必須課題:
以下のデータを最初の行から最後の行まで一字一句変えずに書き写せ。画像は答えに含めないこと。

提供データ:
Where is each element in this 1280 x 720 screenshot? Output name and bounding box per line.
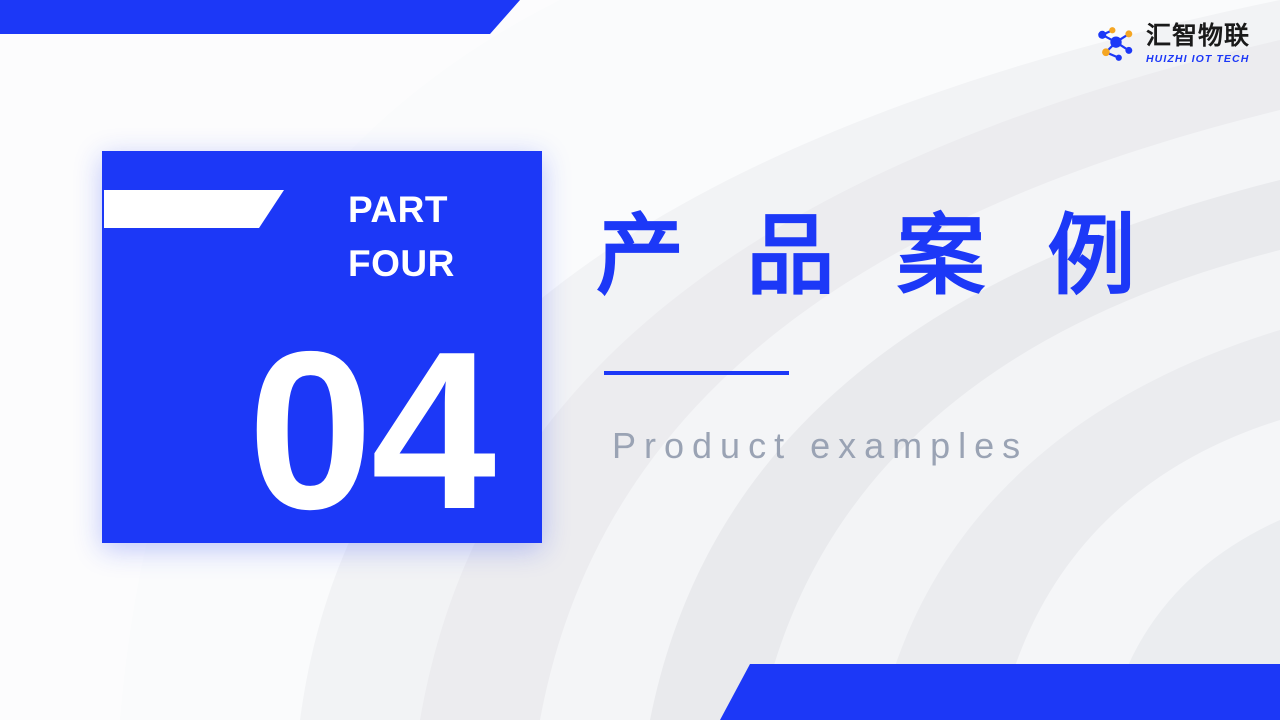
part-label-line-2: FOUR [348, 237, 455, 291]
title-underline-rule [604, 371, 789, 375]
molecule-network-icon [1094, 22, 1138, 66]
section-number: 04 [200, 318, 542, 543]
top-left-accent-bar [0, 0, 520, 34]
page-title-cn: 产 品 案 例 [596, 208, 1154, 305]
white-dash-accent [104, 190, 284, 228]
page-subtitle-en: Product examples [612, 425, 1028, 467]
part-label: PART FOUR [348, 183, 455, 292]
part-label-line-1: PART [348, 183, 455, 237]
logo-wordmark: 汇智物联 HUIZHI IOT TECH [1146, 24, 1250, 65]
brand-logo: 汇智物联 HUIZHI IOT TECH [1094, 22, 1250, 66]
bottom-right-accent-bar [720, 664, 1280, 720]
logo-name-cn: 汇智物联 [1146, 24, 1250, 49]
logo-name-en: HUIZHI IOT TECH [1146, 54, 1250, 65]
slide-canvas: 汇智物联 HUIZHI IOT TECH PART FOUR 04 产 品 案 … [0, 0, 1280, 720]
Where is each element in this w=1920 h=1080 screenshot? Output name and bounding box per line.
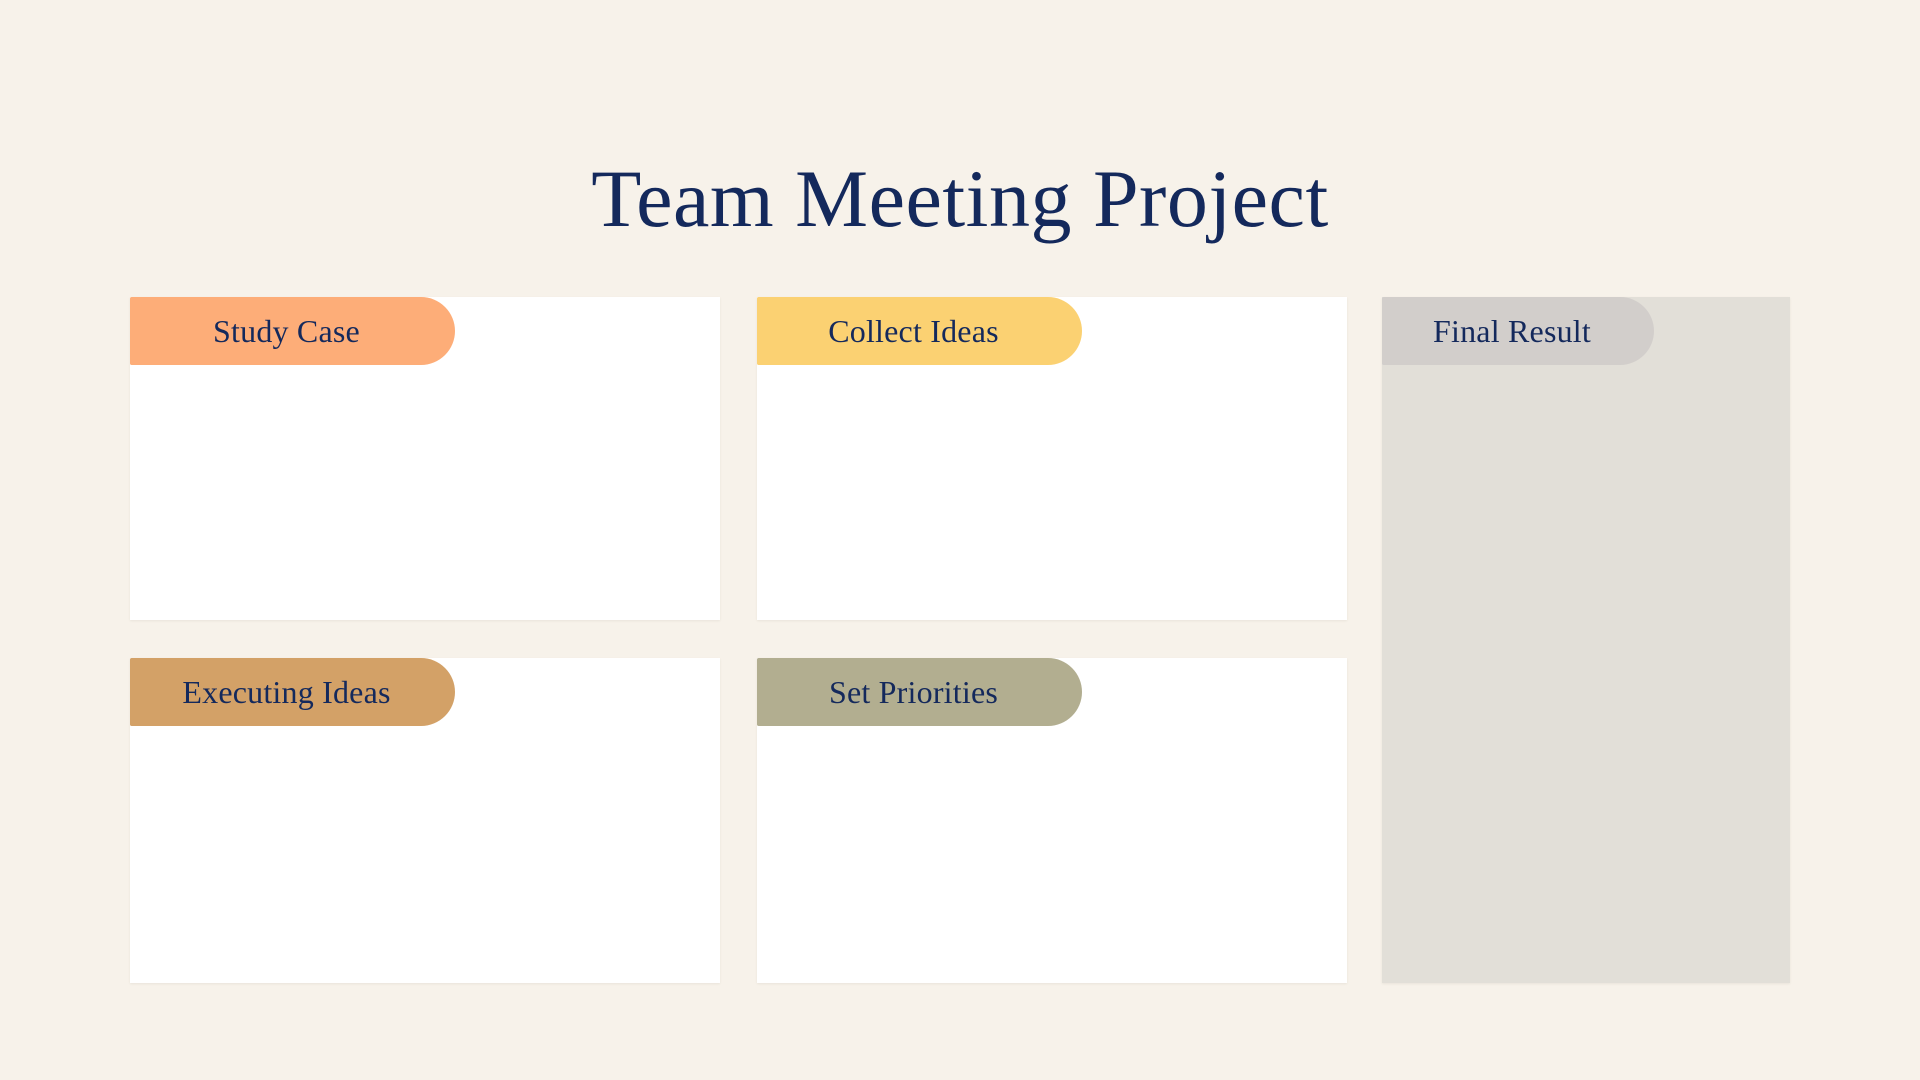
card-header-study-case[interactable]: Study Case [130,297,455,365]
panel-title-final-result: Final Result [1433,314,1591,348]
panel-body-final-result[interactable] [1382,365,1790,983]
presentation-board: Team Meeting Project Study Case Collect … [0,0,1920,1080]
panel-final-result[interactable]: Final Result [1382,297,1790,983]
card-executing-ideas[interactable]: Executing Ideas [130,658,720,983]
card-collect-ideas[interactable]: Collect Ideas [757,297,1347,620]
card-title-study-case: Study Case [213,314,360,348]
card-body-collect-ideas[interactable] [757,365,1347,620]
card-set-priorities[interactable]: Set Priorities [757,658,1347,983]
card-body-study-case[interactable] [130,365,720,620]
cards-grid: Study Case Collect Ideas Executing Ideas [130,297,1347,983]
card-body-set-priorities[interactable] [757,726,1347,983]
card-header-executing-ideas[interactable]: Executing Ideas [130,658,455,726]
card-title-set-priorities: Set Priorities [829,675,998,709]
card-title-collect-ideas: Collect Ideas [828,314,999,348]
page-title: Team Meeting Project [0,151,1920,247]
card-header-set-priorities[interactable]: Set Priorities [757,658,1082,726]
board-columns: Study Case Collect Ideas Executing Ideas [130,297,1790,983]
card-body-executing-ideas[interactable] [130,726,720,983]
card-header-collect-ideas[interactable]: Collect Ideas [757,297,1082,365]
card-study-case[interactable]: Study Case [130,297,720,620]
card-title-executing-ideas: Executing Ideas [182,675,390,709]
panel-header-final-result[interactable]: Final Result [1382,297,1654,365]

解答例:
Where is each element in this 1280 x 720 screenshot? Output name and bounding box per line.
part-label-line-2: FOUR [348, 237, 455, 291]
title-underline-rule [604, 371, 789, 375]
molecule-network-icon [1094, 22, 1138, 66]
section-number: 04 [200, 318, 542, 543]
top-left-accent-bar [0, 0, 520, 34]
page-title-cn: 产 品 案 例 [596, 208, 1154, 305]
white-dash-accent [104, 190, 284, 228]
page-subtitle-en: Product examples [612, 425, 1028, 467]
part-label: PART FOUR [348, 183, 455, 292]
part-label-line-1: PART [348, 183, 455, 237]
logo-wordmark: 汇智物联 HUIZHI IOT TECH [1146, 24, 1250, 65]
brand-logo: 汇智物联 HUIZHI IOT TECH [1094, 22, 1250, 66]
bottom-right-accent-bar [720, 664, 1280, 720]
logo-name-cn: 汇智物联 [1146, 24, 1250, 49]
logo-name-en: HUIZHI IOT TECH [1146, 54, 1250, 65]
slide-canvas: 汇智物联 HUIZHI IOT TECH PART FOUR 04 产 品 案 … [0, 0, 1280, 720]
Where is each element in this w=1920 h=1080 screenshot? Output name and bounding box per line.
card-header-study-case[interactable]: Study Case [130,297,455,365]
panel-title-final-result: Final Result [1433,314,1591,348]
panel-body-final-result[interactable] [1382,365,1790,983]
presentation-board: Team Meeting Project Study Case Collect … [0,0,1920,1080]
panel-final-result[interactable]: Final Result [1382,297,1790,983]
card-executing-ideas[interactable]: Executing Ideas [130,658,720,983]
card-collect-ideas[interactable]: Collect Ideas [757,297,1347,620]
card-title-study-case: Study Case [213,314,360,348]
card-body-collect-ideas[interactable] [757,365,1347,620]
card-set-priorities[interactable]: Set Priorities [757,658,1347,983]
card-body-study-case[interactable] [130,365,720,620]
cards-grid: Study Case Collect Ideas Executing Ideas [130,297,1347,983]
card-body-set-priorities[interactable] [757,726,1347,983]
card-header-executing-ideas[interactable]: Executing Ideas [130,658,455,726]
card-title-set-priorities: Set Priorities [829,675,998,709]
card-title-collect-ideas: Collect Ideas [828,314,999,348]
page-title: Team Meeting Project [0,151,1920,247]
card-header-set-priorities[interactable]: Set Priorities [757,658,1082,726]
board-columns: Study Case Collect Ideas Executing Ideas [130,297,1790,983]
card-body-executing-ideas[interactable] [130,726,720,983]
card-header-collect-ideas[interactable]: Collect Ideas [757,297,1082,365]
card-study-case[interactable]: Study Case [130,297,720,620]
card-title-executing-ideas: Executing Ideas [182,675,390,709]
panel-header-final-result[interactable]: Final Result [1382,297,1654,365]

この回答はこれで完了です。